= The problem =
Below are some records; give them all again exactly, but not the pictures.

= Records supplied =
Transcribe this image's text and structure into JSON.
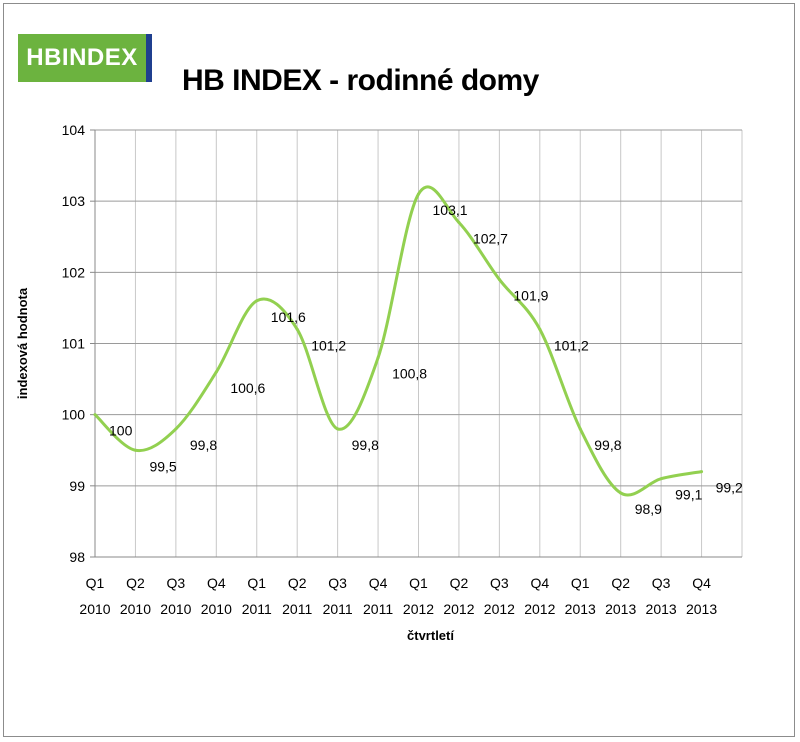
{
  "logo": {
    "text": "HBINDEX"
  },
  "chart_data": {
    "type": "line",
    "title": "HB INDEX - rodinné domy",
    "xlabel": "čtvrtletí",
    "ylabel": "indexová hodnota",
    "ylim": [
      98,
      104
    ],
    "yticks": [
      "98",
      "99",
      "100",
      "101",
      "102",
      "103",
      "104"
    ],
    "grid": true,
    "categories": [
      [
        "Q1",
        "2010"
      ],
      [
        "Q2",
        "2010"
      ],
      [
        "Q3",
        "2010"
      ],
      [
        "Q4",
        "2010"
      ],
      [
        "Q1",
        "2011"
      ],
      [
        "Q2",
        "2011"
      ],
      [
        "Q3",
        "2011"
      ],
      [
        "Q4",
        "2011"
      ],
      [
        "Q1",
        "2012"
      ],
      [
        "Q2",
        "2012"
      ],
      [
        "Q3",
        "2012"
      ],
      [
        "Q4",
        "2012"
      ],
      [
        "Q1",
        "2013"
      ],
      [
        "Q2",
        "2013"
      ],
      [
        "Q3",
        "2013"
      ],
      [
        "Q4",
        "2013"
      ]
    ],
    "values": [
      100,
      99.5,
      99.8,
      100.6,
      101.6,
      101.2,
      99.8,
      100.8,
      103.1,
      102.7,
      101.9,
      101.2,
      99.8,
      98.9,
      99.1,
      99.2
    ],
    "data_labels": [
      "100",
      "99,5",
      "99,8",
      "100,6",
      "101,6",
      "101,2",
      "99,8",
      "100,8",
      "103,1",
      "102,7",
      "101,9",
      "101,2",
      "99,8",
      "98,9",
      "99,1",
      "99,2"
    ],
    "line_color": "#92d050"
  }
}
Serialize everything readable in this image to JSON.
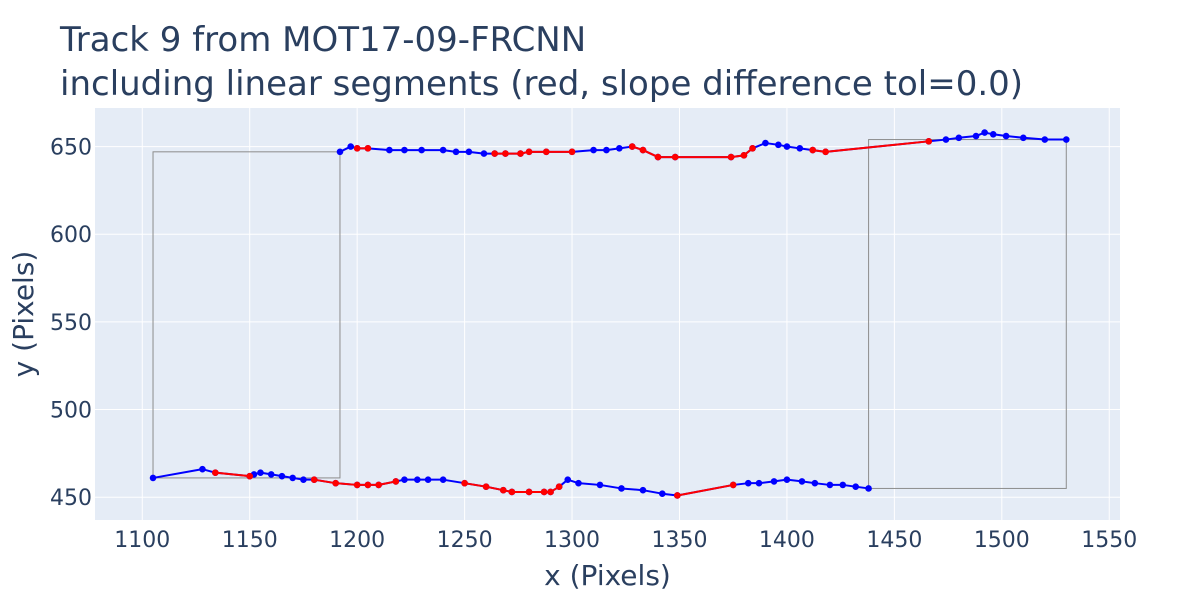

= Solution =
Transcribe this image's text and structure into JSON.
{
  "logo": {
    "text": "HBINDEX"
  },
  "chart_data": {
    "type": "line",
    "title": "HB INDEX - rodinné domy",
    "xlabel": "čtvrtletí",
    "ylabel": "indexová hodnota",
    "ylim": [
      98,
      104
    ],
    "yticks": [
      "98",
      "99",
      "100",
      "101",
      "102",
      "103",
      "104"
    ],
    "grid": true,
    "categories": [
      [
        "Q1",
        "2010"
      ],
      [
        "Q2",
        "2010"
      ],
      [
        "Q3",
        "2010"
      ],
      [
        "Q4",
        "2010"
      ],
      [
        "Q1",
        "2011"
      ],
      [
        "Q2",
        "2011"
      ],
      [
        "Q3",
        "2011"
      ],
      [
        "Q4",
        "2011"
      ],
      [
        "Q1",
        "2012"
      ],
      [
        "Q2",
        "2012"
      ],
      [
        "Q3",
        "2012"
      ],
      [
        "Q4",
        "2012"
      ],
      [
        "Q1",
        "2013"
      ],
      [
        "Q2",
        "2013"
      ],
      [
        "Q3",
        "2013"
      ],
      [
        "Q4",
        "2013"
      ]
    ],
    "values": [
      100,
      99.5,
      99.8,
      100.6,
      101.6,
      101.2,
      99.8,
      100.8,
      103.1,
      102.7,
      101.9,
      101.2,
      99.8,
      98.9,
      99.1,
      99.2
    ],
    "data_labels": [
      "100",
      "99,5",
      "99,8",
      "100,6",
      "101,6",
      "101,2",
      "99,8",
      "100,8",
      "103,1",
      "102,7",
      "101,9",
      "101,2",
      "99,8",
      "98,9",
      "99,1",
      "99,2"
    ],
    "line_color": "#92d050"
  }
}
Serialize everything readable in this image to JSON.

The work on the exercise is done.